■ **EXERCISE DIRECTIONS**: Reply with one number: how many lines contain the word "daemon".

Data items:
----------

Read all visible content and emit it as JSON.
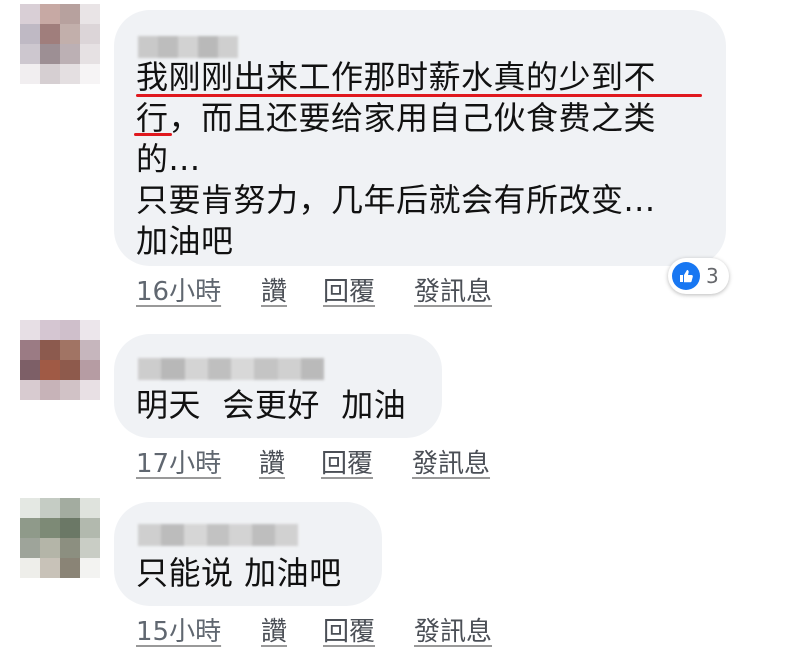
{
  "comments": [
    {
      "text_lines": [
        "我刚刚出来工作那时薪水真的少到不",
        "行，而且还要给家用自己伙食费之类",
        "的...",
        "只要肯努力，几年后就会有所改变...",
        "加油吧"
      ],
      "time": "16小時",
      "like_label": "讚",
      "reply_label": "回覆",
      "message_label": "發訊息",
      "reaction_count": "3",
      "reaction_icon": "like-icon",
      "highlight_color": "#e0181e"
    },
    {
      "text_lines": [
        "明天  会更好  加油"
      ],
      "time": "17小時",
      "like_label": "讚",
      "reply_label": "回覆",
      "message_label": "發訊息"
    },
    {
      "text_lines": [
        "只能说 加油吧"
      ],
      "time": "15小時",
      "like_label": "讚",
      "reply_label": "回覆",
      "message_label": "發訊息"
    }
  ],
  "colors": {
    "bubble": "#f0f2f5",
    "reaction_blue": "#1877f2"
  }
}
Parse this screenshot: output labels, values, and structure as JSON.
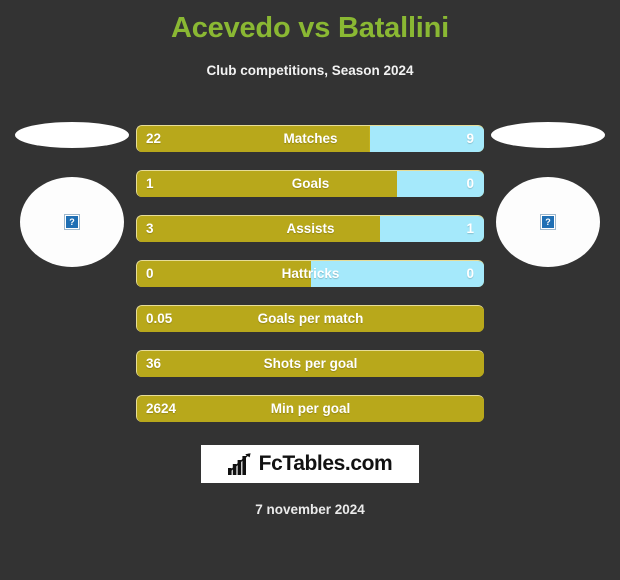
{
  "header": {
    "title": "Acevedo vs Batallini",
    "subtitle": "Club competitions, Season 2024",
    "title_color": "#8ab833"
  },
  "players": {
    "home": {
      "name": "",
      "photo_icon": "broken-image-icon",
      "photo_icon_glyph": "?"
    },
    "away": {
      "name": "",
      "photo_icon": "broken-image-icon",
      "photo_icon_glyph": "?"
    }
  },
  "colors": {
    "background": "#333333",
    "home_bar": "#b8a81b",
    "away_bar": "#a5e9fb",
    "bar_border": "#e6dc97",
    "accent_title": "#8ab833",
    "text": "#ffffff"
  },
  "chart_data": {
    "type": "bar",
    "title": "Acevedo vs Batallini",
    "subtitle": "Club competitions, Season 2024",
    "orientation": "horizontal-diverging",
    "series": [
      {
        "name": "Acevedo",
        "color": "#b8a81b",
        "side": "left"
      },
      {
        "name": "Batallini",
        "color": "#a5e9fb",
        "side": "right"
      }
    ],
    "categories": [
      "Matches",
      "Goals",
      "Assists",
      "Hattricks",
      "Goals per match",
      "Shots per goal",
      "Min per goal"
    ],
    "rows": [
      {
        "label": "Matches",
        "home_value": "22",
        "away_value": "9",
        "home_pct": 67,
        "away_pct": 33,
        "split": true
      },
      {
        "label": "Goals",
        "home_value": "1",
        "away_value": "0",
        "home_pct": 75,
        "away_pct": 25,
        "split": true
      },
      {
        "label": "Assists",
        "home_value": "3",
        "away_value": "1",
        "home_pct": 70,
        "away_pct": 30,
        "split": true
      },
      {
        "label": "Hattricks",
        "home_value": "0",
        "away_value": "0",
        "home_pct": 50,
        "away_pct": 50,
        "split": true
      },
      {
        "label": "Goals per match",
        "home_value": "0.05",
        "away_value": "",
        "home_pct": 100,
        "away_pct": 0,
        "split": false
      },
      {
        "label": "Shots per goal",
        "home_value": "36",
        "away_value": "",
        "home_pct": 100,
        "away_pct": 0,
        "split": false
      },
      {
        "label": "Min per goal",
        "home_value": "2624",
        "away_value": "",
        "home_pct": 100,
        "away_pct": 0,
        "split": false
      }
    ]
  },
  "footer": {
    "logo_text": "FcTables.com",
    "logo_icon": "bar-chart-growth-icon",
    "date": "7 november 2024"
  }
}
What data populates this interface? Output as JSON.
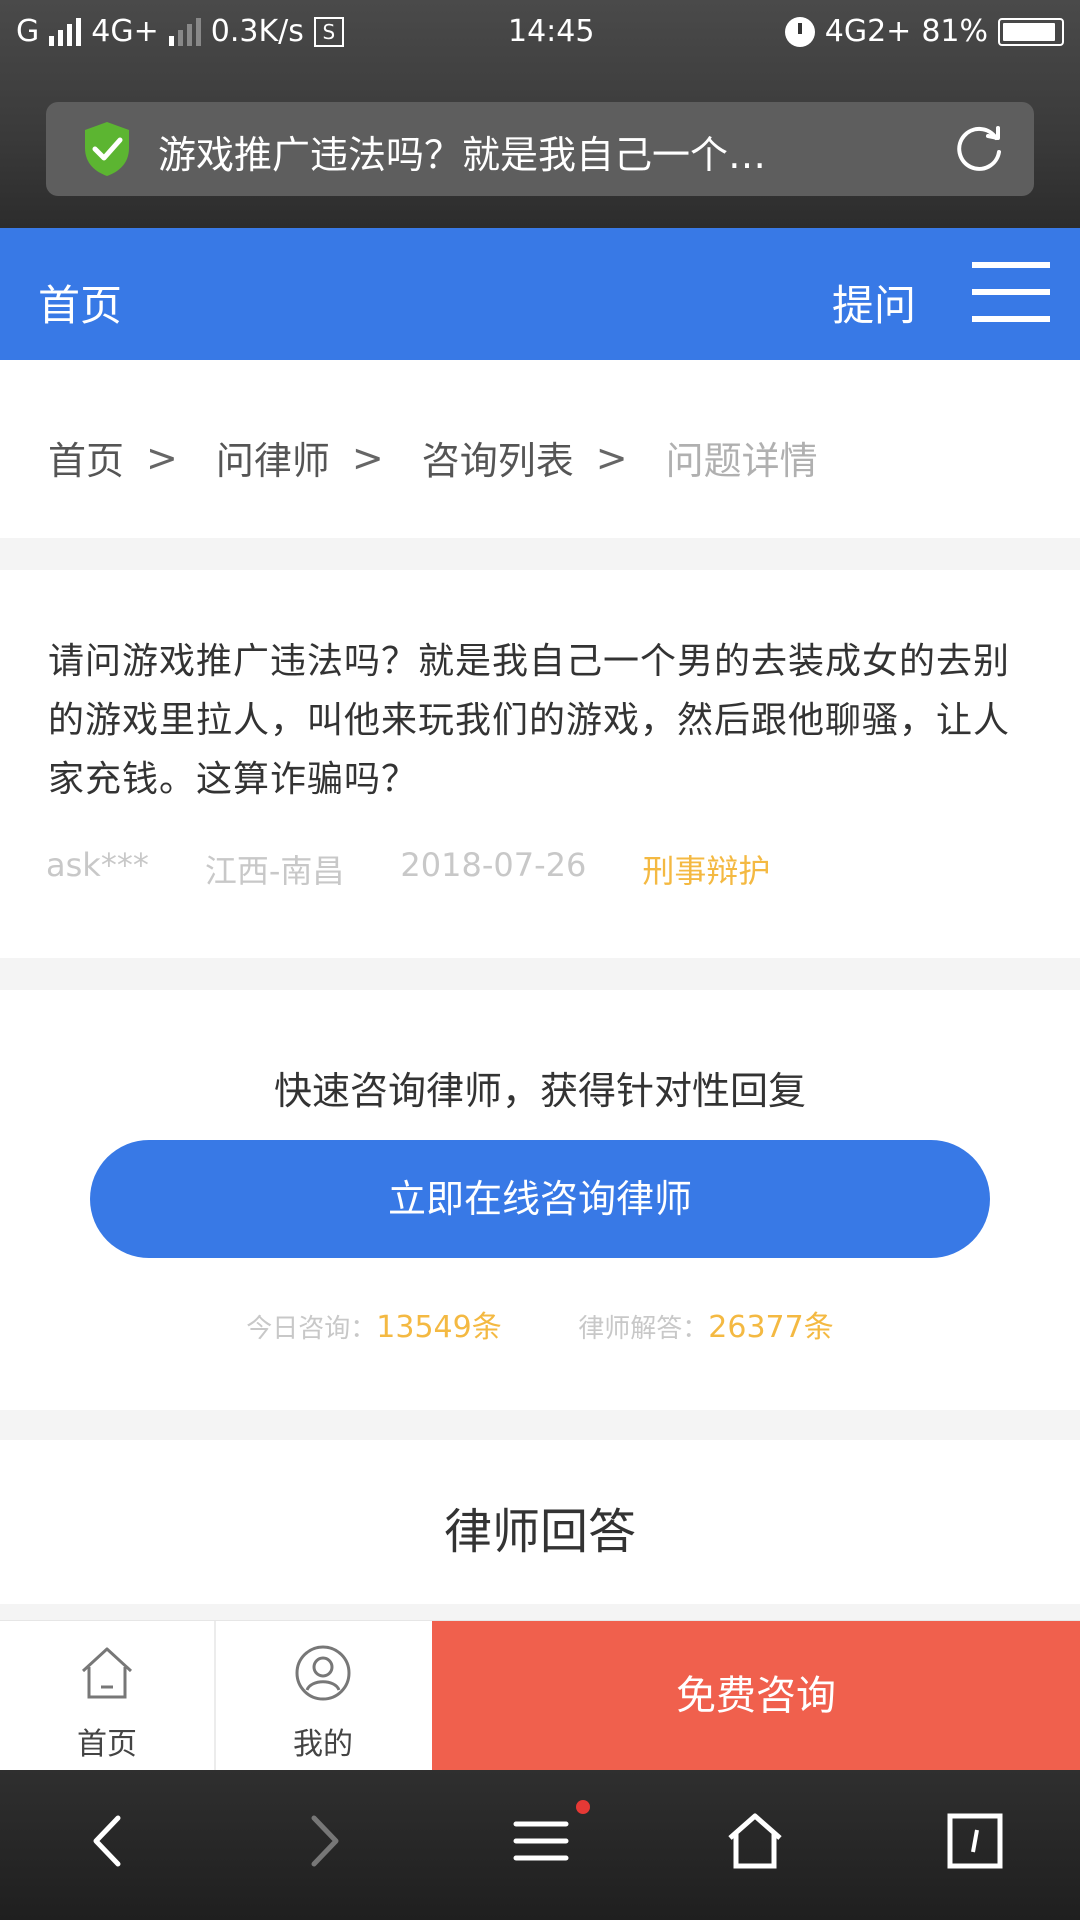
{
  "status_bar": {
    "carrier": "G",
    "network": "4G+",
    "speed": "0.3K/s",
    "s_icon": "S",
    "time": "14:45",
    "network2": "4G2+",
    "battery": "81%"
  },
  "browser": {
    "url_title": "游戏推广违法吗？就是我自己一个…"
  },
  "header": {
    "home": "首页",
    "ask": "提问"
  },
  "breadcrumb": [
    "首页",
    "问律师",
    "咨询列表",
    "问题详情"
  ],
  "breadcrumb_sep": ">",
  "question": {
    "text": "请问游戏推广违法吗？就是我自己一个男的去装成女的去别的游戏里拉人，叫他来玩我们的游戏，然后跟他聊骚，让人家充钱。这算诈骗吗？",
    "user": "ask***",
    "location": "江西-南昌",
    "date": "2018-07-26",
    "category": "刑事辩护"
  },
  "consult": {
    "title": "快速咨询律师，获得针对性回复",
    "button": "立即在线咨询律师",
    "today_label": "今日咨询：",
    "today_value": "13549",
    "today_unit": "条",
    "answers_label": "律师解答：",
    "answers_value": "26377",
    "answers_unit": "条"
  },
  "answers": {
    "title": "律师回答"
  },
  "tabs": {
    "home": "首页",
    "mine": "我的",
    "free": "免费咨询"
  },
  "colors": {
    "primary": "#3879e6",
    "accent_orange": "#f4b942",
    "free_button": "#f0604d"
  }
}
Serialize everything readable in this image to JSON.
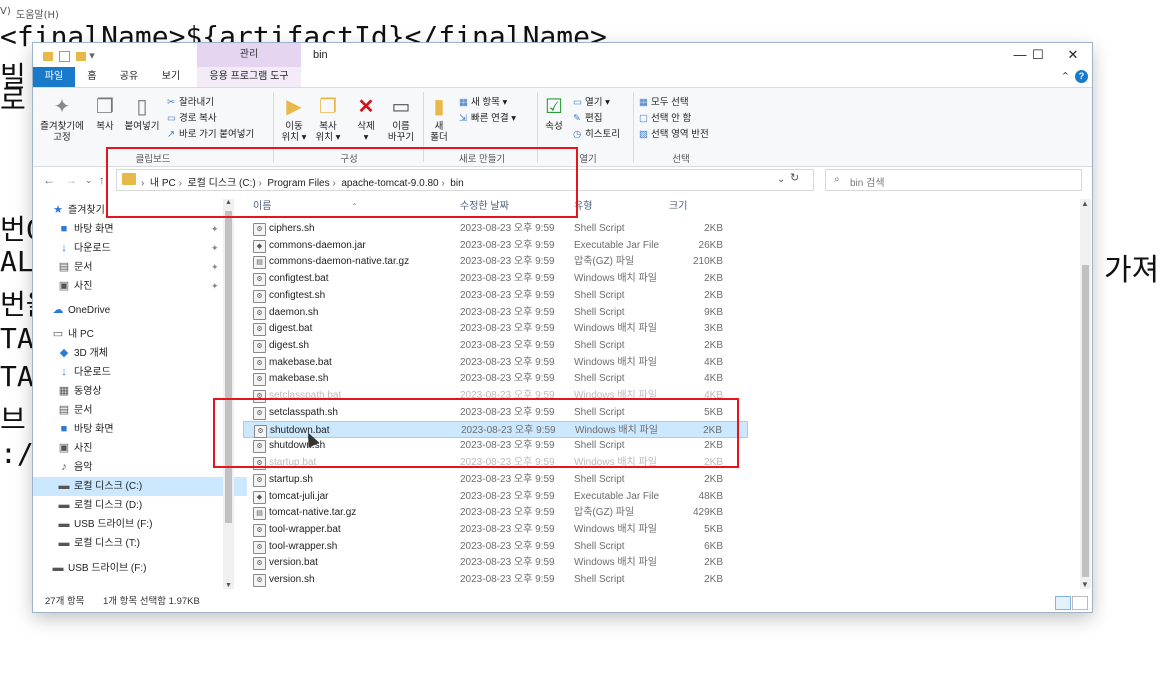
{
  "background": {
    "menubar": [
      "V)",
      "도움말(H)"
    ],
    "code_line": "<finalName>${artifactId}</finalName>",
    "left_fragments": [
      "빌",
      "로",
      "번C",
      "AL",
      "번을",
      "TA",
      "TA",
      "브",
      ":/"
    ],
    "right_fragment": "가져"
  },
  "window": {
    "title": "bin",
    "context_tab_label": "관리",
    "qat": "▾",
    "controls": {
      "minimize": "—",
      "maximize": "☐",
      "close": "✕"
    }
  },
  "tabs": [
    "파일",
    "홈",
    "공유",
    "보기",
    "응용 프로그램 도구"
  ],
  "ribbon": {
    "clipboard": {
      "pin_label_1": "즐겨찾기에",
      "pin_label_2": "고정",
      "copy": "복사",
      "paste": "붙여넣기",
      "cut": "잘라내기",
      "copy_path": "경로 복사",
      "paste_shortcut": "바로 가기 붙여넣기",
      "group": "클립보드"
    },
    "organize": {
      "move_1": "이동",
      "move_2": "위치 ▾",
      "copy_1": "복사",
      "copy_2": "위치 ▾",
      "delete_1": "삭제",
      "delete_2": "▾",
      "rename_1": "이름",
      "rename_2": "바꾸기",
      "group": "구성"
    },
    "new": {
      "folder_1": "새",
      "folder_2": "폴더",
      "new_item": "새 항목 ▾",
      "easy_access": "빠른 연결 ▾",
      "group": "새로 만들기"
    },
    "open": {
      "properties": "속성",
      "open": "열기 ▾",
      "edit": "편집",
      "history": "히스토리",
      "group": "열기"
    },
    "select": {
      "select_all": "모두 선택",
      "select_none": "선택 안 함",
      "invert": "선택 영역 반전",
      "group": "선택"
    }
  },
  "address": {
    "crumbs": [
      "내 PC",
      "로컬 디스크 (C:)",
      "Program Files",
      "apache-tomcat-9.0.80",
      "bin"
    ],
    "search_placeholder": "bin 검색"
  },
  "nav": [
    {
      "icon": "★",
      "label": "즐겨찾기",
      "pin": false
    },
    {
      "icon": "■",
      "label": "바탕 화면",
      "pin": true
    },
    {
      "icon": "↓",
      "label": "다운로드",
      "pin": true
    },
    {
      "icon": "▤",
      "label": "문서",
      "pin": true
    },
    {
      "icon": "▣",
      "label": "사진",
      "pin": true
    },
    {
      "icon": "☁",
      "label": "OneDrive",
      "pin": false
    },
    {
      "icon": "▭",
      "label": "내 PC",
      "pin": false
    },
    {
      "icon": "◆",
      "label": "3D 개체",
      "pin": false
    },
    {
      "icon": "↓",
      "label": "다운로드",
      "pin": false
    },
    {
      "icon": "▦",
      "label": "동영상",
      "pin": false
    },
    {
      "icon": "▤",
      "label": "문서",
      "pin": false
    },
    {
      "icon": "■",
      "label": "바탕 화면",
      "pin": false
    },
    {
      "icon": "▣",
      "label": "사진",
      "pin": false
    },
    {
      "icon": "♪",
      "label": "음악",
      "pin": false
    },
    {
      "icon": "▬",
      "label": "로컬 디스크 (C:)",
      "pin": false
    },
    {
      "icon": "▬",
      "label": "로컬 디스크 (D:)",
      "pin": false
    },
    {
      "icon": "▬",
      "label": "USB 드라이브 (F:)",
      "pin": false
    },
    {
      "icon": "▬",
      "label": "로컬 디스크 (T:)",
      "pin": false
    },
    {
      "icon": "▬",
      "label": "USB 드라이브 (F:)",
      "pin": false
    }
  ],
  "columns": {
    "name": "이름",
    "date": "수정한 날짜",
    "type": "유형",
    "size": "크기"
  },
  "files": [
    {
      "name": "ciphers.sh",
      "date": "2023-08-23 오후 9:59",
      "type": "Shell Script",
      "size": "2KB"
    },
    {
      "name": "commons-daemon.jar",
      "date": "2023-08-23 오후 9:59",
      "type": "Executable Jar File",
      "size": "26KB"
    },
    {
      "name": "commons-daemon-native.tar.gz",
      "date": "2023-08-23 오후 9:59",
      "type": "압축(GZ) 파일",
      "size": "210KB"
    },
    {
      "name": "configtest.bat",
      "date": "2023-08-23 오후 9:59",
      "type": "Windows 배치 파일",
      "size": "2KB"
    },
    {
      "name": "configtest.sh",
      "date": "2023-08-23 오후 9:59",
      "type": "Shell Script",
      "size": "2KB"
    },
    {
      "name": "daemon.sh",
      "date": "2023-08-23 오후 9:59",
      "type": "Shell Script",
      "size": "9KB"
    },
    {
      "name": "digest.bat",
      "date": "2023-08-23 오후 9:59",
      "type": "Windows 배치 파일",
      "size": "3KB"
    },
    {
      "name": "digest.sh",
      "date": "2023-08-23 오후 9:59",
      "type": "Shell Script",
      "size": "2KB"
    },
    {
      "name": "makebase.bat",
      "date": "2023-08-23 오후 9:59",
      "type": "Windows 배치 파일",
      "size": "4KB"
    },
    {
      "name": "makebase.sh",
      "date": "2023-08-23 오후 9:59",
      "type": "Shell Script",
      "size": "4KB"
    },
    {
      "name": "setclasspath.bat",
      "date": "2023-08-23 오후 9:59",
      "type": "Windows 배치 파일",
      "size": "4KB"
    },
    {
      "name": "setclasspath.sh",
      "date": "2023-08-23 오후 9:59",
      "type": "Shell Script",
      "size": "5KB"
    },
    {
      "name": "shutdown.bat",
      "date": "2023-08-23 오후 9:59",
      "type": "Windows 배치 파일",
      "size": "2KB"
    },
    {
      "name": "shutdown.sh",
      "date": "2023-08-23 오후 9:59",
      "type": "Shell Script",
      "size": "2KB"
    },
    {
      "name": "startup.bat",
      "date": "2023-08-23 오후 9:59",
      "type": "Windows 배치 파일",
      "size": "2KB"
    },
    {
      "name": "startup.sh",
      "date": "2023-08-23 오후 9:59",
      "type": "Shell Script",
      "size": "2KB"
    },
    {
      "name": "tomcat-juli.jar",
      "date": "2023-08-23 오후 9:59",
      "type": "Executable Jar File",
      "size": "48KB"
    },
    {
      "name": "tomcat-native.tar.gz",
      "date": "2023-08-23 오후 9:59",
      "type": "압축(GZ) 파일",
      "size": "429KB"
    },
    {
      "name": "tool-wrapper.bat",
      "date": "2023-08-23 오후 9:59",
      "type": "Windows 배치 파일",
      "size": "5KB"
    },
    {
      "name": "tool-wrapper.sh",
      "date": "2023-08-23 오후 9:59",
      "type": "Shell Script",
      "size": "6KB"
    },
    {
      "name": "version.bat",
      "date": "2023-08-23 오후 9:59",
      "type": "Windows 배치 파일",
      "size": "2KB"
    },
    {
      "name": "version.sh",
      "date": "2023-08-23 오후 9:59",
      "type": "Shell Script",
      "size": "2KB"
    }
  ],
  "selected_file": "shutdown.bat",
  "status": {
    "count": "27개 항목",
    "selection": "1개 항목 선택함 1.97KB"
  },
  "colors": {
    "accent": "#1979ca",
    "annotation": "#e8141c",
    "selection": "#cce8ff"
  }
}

----------

■ **RESPONSE FOR THIS EXERCISE**: 3